─── Data for this task
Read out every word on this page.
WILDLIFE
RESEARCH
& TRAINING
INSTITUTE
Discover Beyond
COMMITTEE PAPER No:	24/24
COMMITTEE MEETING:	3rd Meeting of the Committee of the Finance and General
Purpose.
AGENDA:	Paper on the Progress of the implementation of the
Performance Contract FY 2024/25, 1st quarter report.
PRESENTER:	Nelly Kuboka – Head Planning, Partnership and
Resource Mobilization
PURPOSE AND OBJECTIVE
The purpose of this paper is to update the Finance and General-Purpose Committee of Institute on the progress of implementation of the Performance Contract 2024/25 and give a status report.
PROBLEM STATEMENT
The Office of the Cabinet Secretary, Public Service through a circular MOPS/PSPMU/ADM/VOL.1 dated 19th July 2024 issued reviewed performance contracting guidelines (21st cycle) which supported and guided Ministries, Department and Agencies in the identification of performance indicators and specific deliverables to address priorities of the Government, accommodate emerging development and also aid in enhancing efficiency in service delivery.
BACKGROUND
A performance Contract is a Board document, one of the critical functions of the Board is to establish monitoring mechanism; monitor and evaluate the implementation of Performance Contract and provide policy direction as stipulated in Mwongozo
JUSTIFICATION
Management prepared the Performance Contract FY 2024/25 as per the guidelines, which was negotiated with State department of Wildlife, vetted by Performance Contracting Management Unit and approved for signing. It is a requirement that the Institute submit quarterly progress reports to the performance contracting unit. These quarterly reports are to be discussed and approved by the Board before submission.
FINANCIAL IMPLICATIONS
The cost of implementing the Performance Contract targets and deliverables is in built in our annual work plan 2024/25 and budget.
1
──────
Copy out each line of the material that holds the word "deliverables".

The Office of the Cabinet Secretary, Public Service through a circular MOPS/PSPMU/ADM/VOL.1 dated 19th July 2024 issued reviewed performance contracting guidelines (21st cycle) which supported and guided Ministries, Department and Agencies in the identification of performance indicators and specific deliverables to address priorities of the Government, accommodate emerging development and also aid in enhancing efficiency in service delivery.
The cost of implementing the Performance Contract targets and deliverables is in built in our annual work plan 2024/25 and budget.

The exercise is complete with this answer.